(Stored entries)
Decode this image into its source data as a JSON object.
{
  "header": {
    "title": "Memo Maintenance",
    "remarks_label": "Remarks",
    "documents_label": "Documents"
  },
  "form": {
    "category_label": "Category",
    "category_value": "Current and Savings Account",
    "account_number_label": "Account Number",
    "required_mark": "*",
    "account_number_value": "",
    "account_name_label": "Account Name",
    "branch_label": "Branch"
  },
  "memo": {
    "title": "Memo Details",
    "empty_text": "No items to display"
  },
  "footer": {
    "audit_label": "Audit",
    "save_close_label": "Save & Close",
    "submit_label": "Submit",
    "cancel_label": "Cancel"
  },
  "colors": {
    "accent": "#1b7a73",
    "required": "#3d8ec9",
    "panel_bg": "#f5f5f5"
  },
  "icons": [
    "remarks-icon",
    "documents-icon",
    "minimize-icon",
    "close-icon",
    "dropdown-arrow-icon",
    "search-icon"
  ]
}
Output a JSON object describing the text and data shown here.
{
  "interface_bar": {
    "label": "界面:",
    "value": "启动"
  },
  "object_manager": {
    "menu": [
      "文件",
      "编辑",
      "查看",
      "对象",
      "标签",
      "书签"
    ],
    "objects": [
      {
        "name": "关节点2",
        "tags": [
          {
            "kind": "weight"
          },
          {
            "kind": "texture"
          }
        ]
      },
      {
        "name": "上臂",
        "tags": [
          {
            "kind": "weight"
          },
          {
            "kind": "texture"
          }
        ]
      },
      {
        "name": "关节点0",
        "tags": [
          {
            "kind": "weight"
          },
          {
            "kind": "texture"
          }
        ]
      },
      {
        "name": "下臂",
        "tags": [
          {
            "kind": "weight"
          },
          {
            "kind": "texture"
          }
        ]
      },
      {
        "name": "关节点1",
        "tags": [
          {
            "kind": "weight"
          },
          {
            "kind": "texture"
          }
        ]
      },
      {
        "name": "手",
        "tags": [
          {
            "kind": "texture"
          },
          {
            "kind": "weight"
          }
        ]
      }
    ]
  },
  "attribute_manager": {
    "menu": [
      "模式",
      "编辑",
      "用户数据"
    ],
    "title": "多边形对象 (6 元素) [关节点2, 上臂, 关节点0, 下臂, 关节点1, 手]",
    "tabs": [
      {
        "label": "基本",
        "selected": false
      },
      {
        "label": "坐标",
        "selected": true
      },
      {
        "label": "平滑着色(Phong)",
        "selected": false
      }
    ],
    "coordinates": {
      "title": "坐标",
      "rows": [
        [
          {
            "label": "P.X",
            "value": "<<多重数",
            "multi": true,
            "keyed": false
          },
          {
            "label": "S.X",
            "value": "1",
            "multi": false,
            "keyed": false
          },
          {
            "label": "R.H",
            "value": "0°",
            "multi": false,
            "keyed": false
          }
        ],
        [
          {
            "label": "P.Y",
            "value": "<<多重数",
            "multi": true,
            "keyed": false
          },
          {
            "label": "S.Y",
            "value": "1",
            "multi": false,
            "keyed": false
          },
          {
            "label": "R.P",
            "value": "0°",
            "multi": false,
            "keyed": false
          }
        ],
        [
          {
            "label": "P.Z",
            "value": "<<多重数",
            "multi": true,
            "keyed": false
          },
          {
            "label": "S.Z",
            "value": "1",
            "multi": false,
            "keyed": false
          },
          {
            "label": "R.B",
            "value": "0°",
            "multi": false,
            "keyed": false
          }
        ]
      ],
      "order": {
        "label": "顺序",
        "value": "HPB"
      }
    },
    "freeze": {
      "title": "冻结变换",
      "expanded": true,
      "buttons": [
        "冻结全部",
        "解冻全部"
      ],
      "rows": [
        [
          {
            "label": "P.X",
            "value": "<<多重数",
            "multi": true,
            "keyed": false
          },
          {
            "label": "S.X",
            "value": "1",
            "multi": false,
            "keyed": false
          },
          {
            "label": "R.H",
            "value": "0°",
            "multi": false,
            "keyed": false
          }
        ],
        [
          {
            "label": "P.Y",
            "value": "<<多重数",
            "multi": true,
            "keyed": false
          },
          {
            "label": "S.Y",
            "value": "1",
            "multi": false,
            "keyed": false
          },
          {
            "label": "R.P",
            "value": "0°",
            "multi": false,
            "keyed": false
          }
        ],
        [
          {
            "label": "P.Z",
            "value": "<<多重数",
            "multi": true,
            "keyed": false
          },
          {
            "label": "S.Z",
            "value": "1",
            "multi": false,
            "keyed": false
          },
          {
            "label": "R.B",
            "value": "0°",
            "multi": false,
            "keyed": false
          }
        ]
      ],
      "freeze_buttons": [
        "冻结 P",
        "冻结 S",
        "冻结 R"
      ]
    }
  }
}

■ Given problem ■
Word for word, extract all the records.

■ Finished exercise ■
Decode this image into its source data as a JSON object.
{
  "header": {
    "title": "Memo Maintenance",
    "remarks_label": "Remarks",
    "documents_label": "Documents"
  },
  "form": {
    "category_label": "Category",
    "category_value": "Current and Savings Account",
    "account_number_label": "Account Number",
    "required_mark": "*",
    "account_number_value": "",
    "account_name_label": "Account Name",
    "branch_label": "Branch"
  },
  "memo": {
    "title": "Memo Details",
    "empty_text": "No items to display"
  },
  "footer": {
    "audit_label": "Audit",
    "save_close_label": "Save & Close",
    "submit_label": "Submit",
    "cancel_label": "Cancel"
  },
  "colors": {
    "accent": "#1b7a73",
    "required": "#3d8ec9",
    "panel_bg": "#f5f5f5"
  },
  "icons": [
    "remarks-icon",
    "documents-icon",
    "minimize-icon",
    "close-icon",
    "dropdown-arrow-icon",
    "search-icon"
  ]
}
Output a JSON object describing the text and data shown here.
{
  "interface_bar": {
    "label": "界面:",
    "value": "启动"
  },
  "object_manager": {
    "menu": [
      "文件",
      "编辑",
      "查看",
      "对象",
      "标签",
      "书签"
    ],
    "objects": [
      {
        "name": "关节点2",
        "tags": [
          {
            "kind": "weight"
          },
          {
            "kind": "texture"
          }
        ]
      },
      {
        "name": "上臂",
        "tags": [
          {
            "kind": "weight"
          },
          {
            "kind": "texture"
          }
        ]
      },
      {
        "name": "关节点0",
        "tags": [
          {
            "kind": "weight"
          },
          {
            "kind": "texture"
          }
        ]
      },
      {
        "name": "下臂",
        "tags": [
          {
            "kind": "weight"
          },
          {
            "kind": "texture"
          }
        ]
      },
      {
        "name": "关节点1",
        "tags": [
          {
            "kind": "weight"
          },
          {
            "kind": "texture"
          }
        ]
      },
      {
        "name": "手",
        "tags": [
          {
            "kind": "texture"
          },
          {
            "kind": "weight"
          }
        ]
      }
    ]
  },
  "attribute_manager": {
    "menu": [
      "模式",
      "编辑",
      "用户数据"
    ],
    "title": "多边形对象 (6 元素) [关节点2, 上臂, 关节点0, 下臂, 关节点1, 手]",
    "tabs": [
      {
        "label": "基本",
        "selected": false
      },
      {
        "label": "坐标",
        "selected": true
      },
      {
        "label": "平滑着色(Phong)",
        "selected": false
      }
    ],
    "coordinates": {
      "title": "坐标",
      "rows": [
        [
          {
            "label": "P.X",
            "value": "<<多重数",
            "multi": true,
            "keyed": false
          },
          {
            "label": "S.X",
            "value": "1",
            "multi": false,
            "keyed": false
          },
          {
            "label": "R.H",
            "value": "0°",
            "multi": false,
            "keyed": false
          }
        ],
        [
          {
            "label": "P.Y",
            "value": "<<多重数",
            "multi": true,
            "keyed": false
          },
          {
            "label": "S.Y",
            "value": "1",
            "multi": false,
            "keyed": false
          },
          {
            "label": "R.P",
            "value": "0°",
            "multi": false,
            "keyed": false
          }
        ],
        [
          {
            "label": "P.Z",
            "value": "<<多重数",
            "multi": true,
            "keyed": false
          },
          {
            "label": "S.Z",
            "value": "1",
            "multi": false,
            "keyed": false
          },
          {
            "label": "R.B",
            "value": "0°",
            "multi": false,
            "keyed": false
          }
        ]
      ],
      "order": {
        "label": "顺序",
        "value": "HPB"
      }
    },
    "freeze": {
      "title": "冻结变换",
      "expanded": true,
      "buttons": [
        "冻结全部",
        "解冻全部"
      ],
      "rows": [
        [
          {
            "label": "P.X",
            "value": "<<多重数",
            "multi": true,
            "keyed": false
          },
          {
            "label": "S.X",
            "value": "1",
            "multi": false,
            "keyed": false
          },
          {
            "label": "R.H",
            "value": "0°",
            "multi": false,
            "keyed": false
          }
        ],
        [
          {
            "label": "P.Y",
            "value": "<<多重数",
            "multi": true,
            "keyed": false
          },
          {
            "label": "S.Y",
            "value": "1",
            "multi": false,
            "keyed": false
          },
          {
            "label": "R.P",
            "value": "0°",
            "multi": false,
            "keyed": false
          }
        ],
        [
          {
            "label": "P.Z",
            "value": "<<多重数",
            "multi": true,
            "keyed": false
          },
          {
            "label": "S.Z",
            "value": "1",
            "multi": false,
            "keyed": false
          },
          {
            "label": "R.B",
            "value": "0°",
            "multi": false,
            "keyed": false
          }
        ]
      ],
      "freeze_buttons": [
        "冻结 P",
        "冻结 S",
        "冻结 R"
      ]
    }
  }
}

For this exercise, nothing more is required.